-- start of PASSAGE GIVEN --

Asylum seekers fare as serfs in this hierarchy.  Banned form working and given benefits so derisory that many have to survive on less than £1 a day while their cases are ‘processed’ by a bureaucracy of Soviet efficiency.
 Newspapers grow rich denouncing them as spongers and tax evaders. Defenders of these tough policies, if sometimes uncomfortable about their content, protest that they need to draw the sting of the BNP, just as Sarkozy did with the French National Front.

They may have drawn the sting of the old far-right, but have legitimised the discourse of the new.


The days of the Hegelian nation state, based on the three unities of land, people and language are over. International travel is now so inexpensive and communication so downright cheap that it’s far easier for immigrants to stay in touch with their families, their culture, and the politics of ‘the old country’ than that German philosopher could have imagined. Nor is it the same permanent journey. Leaving the Russian Steppe after the latest pogrom, or fleeing poverty in Connemara, you knew that your journey working passage to Ellis Island was final. Even thirty years ago a plane ticket from New Zealand to London cost as much the average Kiwi’s annual salary. But now you can check up on the family crops in Sylhet with a webcam, or watch the same TV as your brother in Bogotá.

This matters.

Dual loyalty used to be an accusation levelled at Jews. Now it’s a fact of life for millions of people living in Western countries. We need to get used to it. People with close ties to other countries have always carried their
politics with them; now those links are even stronger.

Much of the indigenous population gets increasingly nervous at this – they react with outrage to opinion polls that reveal this or that percentage saying they are ‘Muslim first’ rather than ‘British first.’ (That question
itself is mad –perhaps they should poll the men who used to work on trading floors: ‘are you a man first or a banker first?’)

Britain’s minority population has been growing. But the vast majority of the country is still white. Quite a few live in towns, or areas of towns, where they mainly see black or brown faces on TV. They only occasionally visit
multiethnic metropolitan Britain, and more often than not they hear only second-hand tales of this ‘foreign land’.

If they talk about race or immigration they know they’ll be censured for overstepping the boundaries but don’t really know where the metropolitan elite has drawn them. To many of this group, Nixon would have called it the ‘silent majority,’ ‘multiculturalism’ means they have lost what they thought was their country. Now, during the recession, people who live in districts taken for granted by the mainstream parties, who feel abandoned by a national elite culture that comes across as  ‘political correctness gone mad’ (how many times do you hear that phrase while canvassing!), may begin to look elsewhere.


Meanwhile the form that British multiculturalism has taken has encouraged minority identity politics too. Though they never institutionalised Netherlandish ‘pillars,’ the British state and political elite easily adopted a kind of informal corporatism. Minorities were divided into ‘communities’ and ‘community leaders’ would represent them. This had advantages – it was certainly better than just demanding assimilation and elevating the occasional darker-skinned or foreign-accented token to a public role; it was cheap; it didn’t require busy politicians and officials to develop detailed knowledge of one community or another; and it gave opportunities for ambitious and energetic members of ethnic minorities to set themselves up as intermediaries between their community and the state.

-- end of PASSAGE GIVEN --

PROBLEMS TO SOLVE:
1. According to the passage on British multiculturalism, what were the three unities on which the Hegelian nation state was based?
2. Write out the passage on British multiculturalism word for word, everything from "Newspapers grow rich" down to "French National Front.".

-- start of DATASET ROWS --

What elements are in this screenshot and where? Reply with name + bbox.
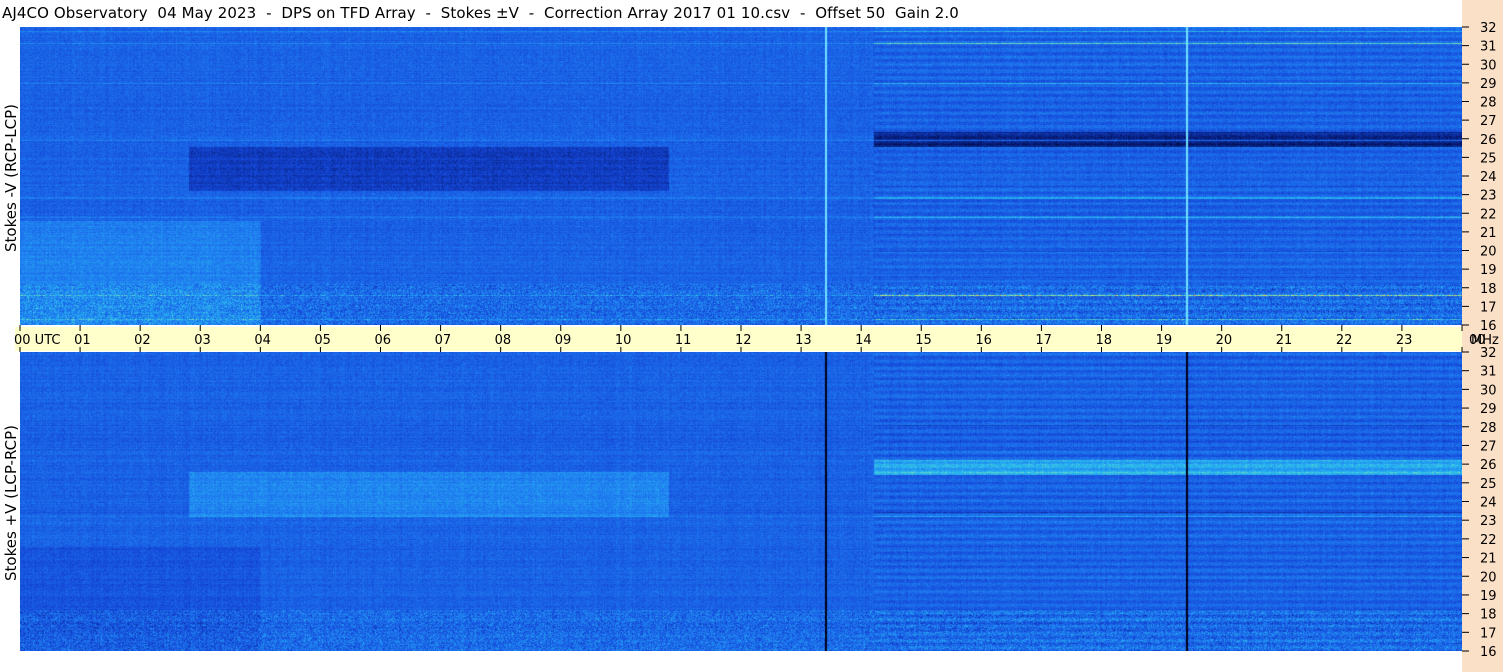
y-tick-label: 20 — [1480, 245, 1497, 260]
x-tick-label: 00 UTC — [14, 333, 60, 348]
y-tick-label: 29 — [1480, 402, 1497, 417]
y-tick-label: 23 — [1480, 189, 1497, 204]
y-tick-label: 31 — [1480, 365, 1497, 380]
y-tick-label: 25 — [1480, 151, 1497, 166]
x-tick-label: 05 — [314, 333, 331, 348]
y-tick-label: 30 — [1480, 383, 1497, 398]
x-tick-label: 21 — [1276, 333, 1293, 348]
x-tick-label: 15 — [915, 333, 932, 348]
y-tick-label: 32 — [1480, 346, 1497, 361]
x-tick-label: 03 — [194, 333, 211, 348]
y-tick-label: 16 — [1480, 645, 1497, 660]
y-tick-label: 21 — [1480, 226, 1497, 241]
y-tick-label: 31 — [1480, 40, 1497, 55]
x-tick-label: 07 — [435, 333, 452, 348]
y-tick-label: 24 — [1480, 496, 1497, 511]
x-tick-label: 09 — [555, 333, 572, 348]
x-tick-label: 06 — [375, 333, 392, 348]
x-tick-label: 01 — [74, 333, 91, 348]
x-tick-label: 20 — [1216, 333, 1233, 348]
x-tick-label: 02 — [134, 333, 151, 348]
y-tick-label: 27 — [1480, 439, 1497, 454]
x-tick-label: 08 — [495, 333, 512, 348]
y-tick-label: 25 — [1480, 477, 1497, 492]
y-tick-label: 18 — [1480, 282, 1497, 297]
x-tick-label: 10 — [615, 333, 632, 348]
y-tick-label: 28 — [1480, 96, 1497, 111]
y-tick-label: 21 — [1480, 552, 1497, 567]
x-tick-label: 13 — [795, 333, 812, 348]
y-tick-label: 16 — [1480, 319, 1497, 334]
x-tick-label: 14 — [855, 333, 872, 348]
y-tick-label: 22 — [1480, 533, 1497, 548]
y-tick-label: 18 — [1480, 608, 1497, 623]
x-tick-label: 16 — [975, 333, 992, 348]
x-tick-label: 11 — [675, 333, 692, 348]
y-tick-label: 17 — [1480, 300, 1497, 315]
x-tick-label: 18 — [1096, 333, 1113, 348]
y-tick-label: 28 — [1480, 421, 1497, 436]
y-tick-label: 20 — [1480, 570, 1497, 585]
axis-ticks: 00 UTC 01 02 03 04 05 06 07 08 09 10 11 12 13 14 15 16 17… — [14, 21, 1499, 660]
x-tick-label: 19 — [1156, 333, 1173, 348]
y-tick-label: 24 — [1480, 170, 1497, 185]
x-tick-label: 23 — [1396, 333, 1413, 348]
x-tick-label: 22 — [1336, 333, 1353, 348]
y-tick-label: 19 — [1480, 263, 1497, 278]
y-tick-label: 32 — [1480, 21, 1497, 36]
x-tick-label: 04 — [254, 333, 271, 348]
y-tick-label: 19 — [1480, 589, 1497, 604]
y-tick-label: 27 — [1480, 114, 1497, 129]
y-tick-label: 22 — [1480, 207, 1497, 222]
y-tick-label: 26 — [1480, 133, 1497, 148]
y-tick-label: 26 — [1480, 458, 1497, 473]
y-tick-label: 30 — [1480, 58, 1497, 73]
y-tick-label: 17 — [1480, 626, 1497, 641]
x-tick-label: 17 — [1035, 333, 1052, 348]
y-tick-label: 29 — [1480, 77, 1497, 92]
y-tick-label: 23 — [1480, 514, 1497, 529]
x-tick-label: 12 — [735, 333, 752, 348]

-- end of DATASET ROWS --

TASK SOLUTIONS:
1. Land, people and language.

2.
Newspapers grow rich denouncing them as spongers and tax evaders. Defenders of these tough policies, if sometimes uncomfortable about their content, protest that they need to draw the sting of the BNP, just as Sarkozy did with the French National Front.